• [Short exercise]
Give the data a second time, exactly and in full.

• [Material shown]
((

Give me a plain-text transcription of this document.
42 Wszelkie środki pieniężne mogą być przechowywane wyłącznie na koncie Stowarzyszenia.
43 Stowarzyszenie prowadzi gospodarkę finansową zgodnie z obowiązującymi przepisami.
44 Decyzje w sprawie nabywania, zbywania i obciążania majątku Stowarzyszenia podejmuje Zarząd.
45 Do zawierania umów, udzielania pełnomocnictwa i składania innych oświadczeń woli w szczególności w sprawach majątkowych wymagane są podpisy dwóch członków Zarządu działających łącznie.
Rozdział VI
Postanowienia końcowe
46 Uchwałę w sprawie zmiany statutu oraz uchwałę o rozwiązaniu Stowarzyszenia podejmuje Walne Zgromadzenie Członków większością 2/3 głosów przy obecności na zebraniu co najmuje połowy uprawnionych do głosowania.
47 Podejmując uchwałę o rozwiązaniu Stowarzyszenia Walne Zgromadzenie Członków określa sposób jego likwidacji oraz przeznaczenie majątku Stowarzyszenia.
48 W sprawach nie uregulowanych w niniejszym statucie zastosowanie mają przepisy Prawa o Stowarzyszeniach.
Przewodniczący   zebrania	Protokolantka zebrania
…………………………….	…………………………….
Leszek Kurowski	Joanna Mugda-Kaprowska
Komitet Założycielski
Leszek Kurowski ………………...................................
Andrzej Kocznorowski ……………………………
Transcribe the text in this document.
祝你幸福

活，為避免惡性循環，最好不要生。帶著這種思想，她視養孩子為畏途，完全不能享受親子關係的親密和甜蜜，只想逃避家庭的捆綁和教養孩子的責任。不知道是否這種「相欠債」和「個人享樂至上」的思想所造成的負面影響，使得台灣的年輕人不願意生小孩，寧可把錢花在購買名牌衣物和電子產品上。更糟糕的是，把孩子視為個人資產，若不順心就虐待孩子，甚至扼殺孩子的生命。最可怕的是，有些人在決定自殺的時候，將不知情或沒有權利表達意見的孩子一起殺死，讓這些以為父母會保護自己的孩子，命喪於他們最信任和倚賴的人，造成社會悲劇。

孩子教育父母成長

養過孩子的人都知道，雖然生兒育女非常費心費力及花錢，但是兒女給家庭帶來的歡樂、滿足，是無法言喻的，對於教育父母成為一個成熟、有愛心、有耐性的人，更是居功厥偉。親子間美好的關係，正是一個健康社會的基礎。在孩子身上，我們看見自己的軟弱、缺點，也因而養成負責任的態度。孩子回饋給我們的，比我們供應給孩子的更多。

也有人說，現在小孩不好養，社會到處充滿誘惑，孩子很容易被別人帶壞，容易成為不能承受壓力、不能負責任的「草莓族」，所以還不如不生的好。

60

))

• [Written response]
Give me a plain-text transcription of this document.
42 Wszelkie środki pieniężne mogą być przechowywane wyłącznie na koncie Stowarzyszenia.
43 Stowarzyszenie prowadzi gospodarkę finansową zgodnie z obowiązującymi przepisami.
44 Decyzje w sprawie nabywania, zbywania i obciążania majątku Stowarzyszenia podejmuje Zarząd.
45 Do zawierania umów, udzielania pełnomocnictwa i składania innych oświadczeń woli w szczególności w sprawach majątkowych wymagane są podpisy dwóch członków Zarządu działających łącznie.
Rozdział VI
Postanowienia końcowe
46 Uchwałę w sprawie zmiany statutu oraz uchwałę o rozwiązaniu Stowarzyszenia podejmuje Walne Zgromadzenie Członków większością 2/3 głosów przy obecności na zebraniu co najmuje połowy uprawnionych do głosowania.
47 Podejmując uchwałę o rozwiązaniu Stowarzyszenia Walne Zgromadzenie Członków określa sposób jego likwidacji oraz przeznaczenie majątku Stowarzyszenia.
48 W sprawach nie uregulowanych w niniejszym statucie zastosowanie mają przepisy Prawa o Stowarzyszeniach.
Przewodniczący   zebrania	Protokolantka zebrania
…………………………….	…………………………….
Leszek Kurowski	Joanna Mugda-Kaprowska
Komitet Założycielski
Leszek Kurowski ………………...................................
Andrzej Kocznorowski ……………………………
Transcribe the text in this document.
祝你幸福

活，為避免惡性循環，最好不要生。帶著這種思想，她視養孩子為畏途，完全不能享受親子關係的親密和甜蜜，只想逃避家庭的捆綁和教養孩子的責任。不知道是否這種「相欠債」和「個人享樂至上」的思想所造成的負面影響，使得台灣的年輕人不願意生小孩，寧可把錢花在購買名牌衣物和電子產品上。更糟糕的是，把孩子視為個人資產，若不順心就虐待孩子，甚至扼殺孩子的生命。最可怕的是，有些人在決定自殺的時候，將不知情或沒有權利表達意見的孩子一起殺死，讓這些以為父母會保護自己的孩子，命喪於他們最信任和倚賴的人，造成社會悲劇。

孩子教育父母成長

養過孩子的人都知道，雖然生兒育女非常費心費力及花錢，但是兒女給家庭帶來的歡樂、滿足，是無法言喻的，對於教育父母成為一個成熟、有愛心、有耐性的人，更是居功厥偉。親子間美好的關係，正是一個健康社會的基礎。在孩子身上，我們看見自己的軟弱、缺點，也因而養成負責任的態度。孩子回饋給我們的，比我們供應給孩子的更多。

也有人說，現在小孩不好養，社會到處充滿誘惑，孩子很容易被別人帶壞，容易成為不能承受壓力、不能負責任的「草莓族」，所以還不如不生的好。

60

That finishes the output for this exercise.